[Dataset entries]
* Begin *

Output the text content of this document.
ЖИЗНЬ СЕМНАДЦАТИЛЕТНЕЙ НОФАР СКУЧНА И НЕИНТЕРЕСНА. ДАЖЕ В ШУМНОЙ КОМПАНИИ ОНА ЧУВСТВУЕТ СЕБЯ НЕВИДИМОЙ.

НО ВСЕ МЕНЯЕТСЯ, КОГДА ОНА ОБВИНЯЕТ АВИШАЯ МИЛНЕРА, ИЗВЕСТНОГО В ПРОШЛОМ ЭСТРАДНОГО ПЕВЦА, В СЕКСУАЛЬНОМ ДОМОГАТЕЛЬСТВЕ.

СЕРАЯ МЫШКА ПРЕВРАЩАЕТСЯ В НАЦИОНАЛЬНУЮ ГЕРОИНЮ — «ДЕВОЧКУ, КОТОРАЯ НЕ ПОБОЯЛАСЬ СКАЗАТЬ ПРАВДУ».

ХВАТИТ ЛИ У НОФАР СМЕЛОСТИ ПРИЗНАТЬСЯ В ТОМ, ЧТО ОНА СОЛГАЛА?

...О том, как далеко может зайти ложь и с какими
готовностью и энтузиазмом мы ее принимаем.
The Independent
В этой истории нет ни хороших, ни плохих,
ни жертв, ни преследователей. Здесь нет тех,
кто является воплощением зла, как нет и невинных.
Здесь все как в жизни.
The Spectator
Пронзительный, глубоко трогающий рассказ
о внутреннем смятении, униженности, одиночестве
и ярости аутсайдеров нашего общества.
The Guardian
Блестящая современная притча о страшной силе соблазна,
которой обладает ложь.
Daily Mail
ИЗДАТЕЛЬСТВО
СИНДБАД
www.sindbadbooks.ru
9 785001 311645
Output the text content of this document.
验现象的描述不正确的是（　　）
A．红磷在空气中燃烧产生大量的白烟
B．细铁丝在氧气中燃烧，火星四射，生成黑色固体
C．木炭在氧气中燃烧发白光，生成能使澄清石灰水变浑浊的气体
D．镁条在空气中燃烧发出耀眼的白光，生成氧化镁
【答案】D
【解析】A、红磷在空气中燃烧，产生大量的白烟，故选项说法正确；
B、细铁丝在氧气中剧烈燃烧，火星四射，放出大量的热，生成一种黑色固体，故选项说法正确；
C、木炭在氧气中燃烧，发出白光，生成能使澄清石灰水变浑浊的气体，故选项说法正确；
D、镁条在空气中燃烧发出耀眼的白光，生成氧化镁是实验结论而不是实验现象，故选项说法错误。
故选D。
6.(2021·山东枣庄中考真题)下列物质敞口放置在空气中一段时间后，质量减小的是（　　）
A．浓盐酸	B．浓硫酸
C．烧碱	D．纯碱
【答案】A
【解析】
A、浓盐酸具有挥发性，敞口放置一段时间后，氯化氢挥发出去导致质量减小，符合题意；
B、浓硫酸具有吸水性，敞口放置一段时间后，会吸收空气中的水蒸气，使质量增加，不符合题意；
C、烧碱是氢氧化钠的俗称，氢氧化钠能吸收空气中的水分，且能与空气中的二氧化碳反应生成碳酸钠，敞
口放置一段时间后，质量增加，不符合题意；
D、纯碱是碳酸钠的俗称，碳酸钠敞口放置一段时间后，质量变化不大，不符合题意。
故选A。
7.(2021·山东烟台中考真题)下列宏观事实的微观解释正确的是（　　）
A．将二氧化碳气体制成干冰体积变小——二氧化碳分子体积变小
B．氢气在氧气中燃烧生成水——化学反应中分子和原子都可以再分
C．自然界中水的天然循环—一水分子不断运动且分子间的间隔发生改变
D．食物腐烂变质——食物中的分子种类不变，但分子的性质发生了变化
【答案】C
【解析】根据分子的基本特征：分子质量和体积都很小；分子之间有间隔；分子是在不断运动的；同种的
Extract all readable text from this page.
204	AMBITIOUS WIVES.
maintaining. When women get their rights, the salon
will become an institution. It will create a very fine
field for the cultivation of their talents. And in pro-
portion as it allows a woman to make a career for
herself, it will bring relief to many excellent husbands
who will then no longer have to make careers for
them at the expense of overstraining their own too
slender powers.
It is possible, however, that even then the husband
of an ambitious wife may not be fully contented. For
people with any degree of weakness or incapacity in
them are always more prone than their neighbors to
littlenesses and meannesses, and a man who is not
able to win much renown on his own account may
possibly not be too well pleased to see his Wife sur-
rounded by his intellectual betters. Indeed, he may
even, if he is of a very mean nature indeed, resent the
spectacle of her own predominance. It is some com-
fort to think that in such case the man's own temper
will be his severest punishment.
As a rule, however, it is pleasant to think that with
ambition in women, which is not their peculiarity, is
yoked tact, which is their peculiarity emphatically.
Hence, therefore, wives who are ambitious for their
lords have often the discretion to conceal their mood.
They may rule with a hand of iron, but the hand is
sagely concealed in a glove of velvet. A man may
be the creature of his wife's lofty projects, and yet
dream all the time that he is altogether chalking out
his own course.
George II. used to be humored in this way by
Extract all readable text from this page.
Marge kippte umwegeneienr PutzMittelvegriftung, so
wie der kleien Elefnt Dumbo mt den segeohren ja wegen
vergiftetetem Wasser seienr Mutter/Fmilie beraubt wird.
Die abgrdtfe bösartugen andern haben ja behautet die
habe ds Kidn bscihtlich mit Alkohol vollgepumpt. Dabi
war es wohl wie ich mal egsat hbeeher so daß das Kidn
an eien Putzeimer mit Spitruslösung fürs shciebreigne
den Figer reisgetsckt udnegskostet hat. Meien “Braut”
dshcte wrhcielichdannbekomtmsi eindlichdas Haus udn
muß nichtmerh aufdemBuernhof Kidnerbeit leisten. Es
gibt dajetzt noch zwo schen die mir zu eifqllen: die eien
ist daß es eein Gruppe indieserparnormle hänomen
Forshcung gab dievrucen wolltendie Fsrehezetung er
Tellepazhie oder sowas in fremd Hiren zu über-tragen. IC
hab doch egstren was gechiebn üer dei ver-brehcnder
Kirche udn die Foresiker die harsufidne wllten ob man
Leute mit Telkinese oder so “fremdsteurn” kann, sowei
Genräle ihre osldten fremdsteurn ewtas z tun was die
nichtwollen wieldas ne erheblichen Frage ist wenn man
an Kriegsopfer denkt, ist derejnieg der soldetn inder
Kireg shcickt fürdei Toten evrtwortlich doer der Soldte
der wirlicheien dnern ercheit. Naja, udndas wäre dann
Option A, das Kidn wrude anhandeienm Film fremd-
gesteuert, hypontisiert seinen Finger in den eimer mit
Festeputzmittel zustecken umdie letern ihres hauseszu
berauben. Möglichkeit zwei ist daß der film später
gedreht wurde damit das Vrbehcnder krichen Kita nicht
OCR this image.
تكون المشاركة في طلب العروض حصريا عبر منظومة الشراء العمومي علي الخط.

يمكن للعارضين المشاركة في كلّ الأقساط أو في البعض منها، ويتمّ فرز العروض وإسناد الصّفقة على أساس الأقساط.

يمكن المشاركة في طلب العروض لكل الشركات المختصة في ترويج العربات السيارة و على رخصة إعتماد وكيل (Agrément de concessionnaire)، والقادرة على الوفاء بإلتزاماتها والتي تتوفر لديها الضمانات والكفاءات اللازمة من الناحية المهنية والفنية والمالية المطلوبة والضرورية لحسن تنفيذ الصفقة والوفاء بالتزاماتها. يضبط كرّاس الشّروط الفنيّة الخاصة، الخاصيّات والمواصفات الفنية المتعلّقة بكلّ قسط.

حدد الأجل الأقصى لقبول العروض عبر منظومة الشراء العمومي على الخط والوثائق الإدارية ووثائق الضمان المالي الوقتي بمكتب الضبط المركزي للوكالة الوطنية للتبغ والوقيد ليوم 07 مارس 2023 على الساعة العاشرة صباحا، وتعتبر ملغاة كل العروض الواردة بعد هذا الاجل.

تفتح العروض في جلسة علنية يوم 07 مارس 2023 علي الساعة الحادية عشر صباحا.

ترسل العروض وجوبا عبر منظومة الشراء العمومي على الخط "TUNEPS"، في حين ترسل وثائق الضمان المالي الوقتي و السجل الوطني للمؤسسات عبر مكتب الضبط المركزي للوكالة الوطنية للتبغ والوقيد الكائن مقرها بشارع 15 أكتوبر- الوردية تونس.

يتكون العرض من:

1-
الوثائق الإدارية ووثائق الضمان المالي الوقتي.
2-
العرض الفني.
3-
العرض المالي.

* End *

• _WORK INSTRUCTIONS_
In the records above, tally the lines where the word "ложь" appears, and give the number and nothing else.

• _ANSWER TO THE PROBLEM_
2